#### WHAT THE TASK ASKS:
Transcribe the listing verbatim. Do not carry over any pictures.

- - - - -

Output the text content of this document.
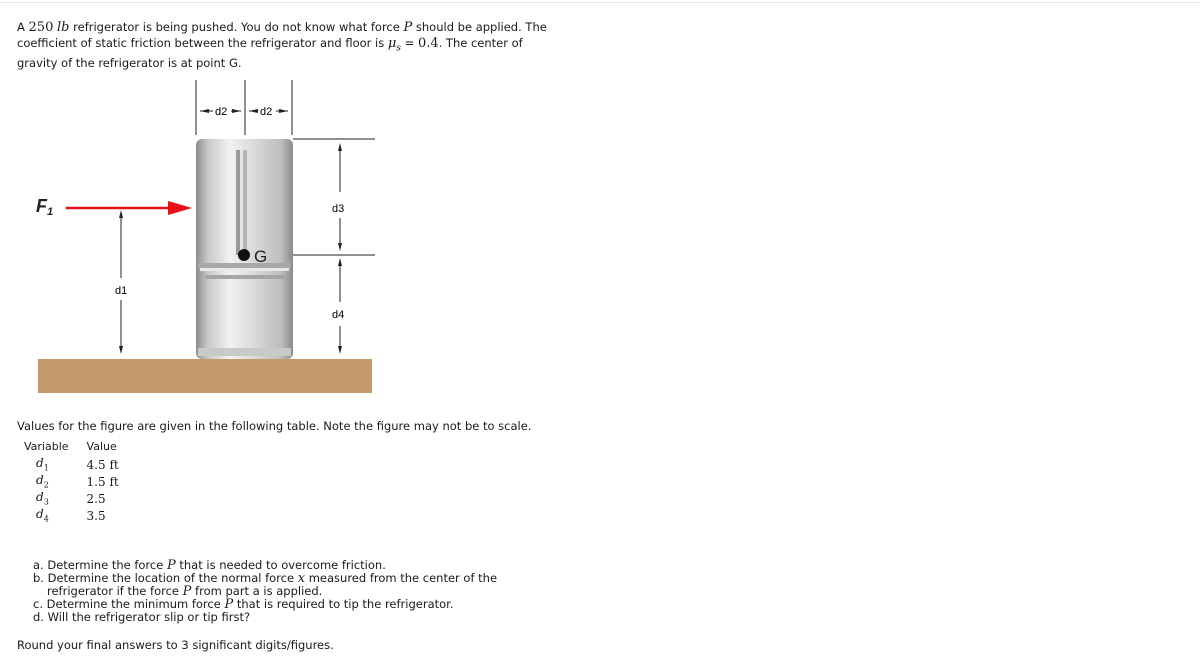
A 250 lb refrigerator is being pushed. You do not know what force P should be applied. The coefficient of static friction between the refrigerator and floor is $\mu_s = 0.4$. The center of gravity of the refrigerator is at point G.

d2	d2
d3
d4
d1
F1
G
Values for the figure are given in the following table. Note the figure may not be to scale.
Variable	Value
$d_1$	4.5 ft
$d_2$	1.5 ft
$d_3$	2.5
$d_4$	3.5
a. Determine the force P that is needed to overcome friction.
b. Determine the location of the normal force x measured from the center of the refrigerator if the force P from part a is applied.
c. Determine the minimum force P that is required to tip the refrigerator.
d. Will the refrigerator slip or tip first?
Round your final answers to 3 significant digits/figures.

- - - - -

#### EXPECTED OUTPUT:
Output the text content of this document.
A 250 lb refrigerator is being pushed. You do not know what force P should be applied. The coefficient of static friction between the refrigerator and floor is $\mu_s = 0.4$. The center of gravity of the refrigerator is at point G.

d2	d2
d3
d4
d1
F1
G
Values for the figure are given in the following table. Note the figure may not be to scale.
Variable	Value
$d_1$	4.5 ft
$d_2$	1.5 ft
$d_3$	2.5
$d_4$	3.5
a. Determine the force P that is needed to overcome friction.
b. Determine the location of the normal force x measured from the center of the refrigerator if the force P from part a is applied.
c. Determine the minimum force P that is required to tip the refrigerator.
d. Will the refrigerator slip or tip first?
Round your final answers to 3 significant digits/figures.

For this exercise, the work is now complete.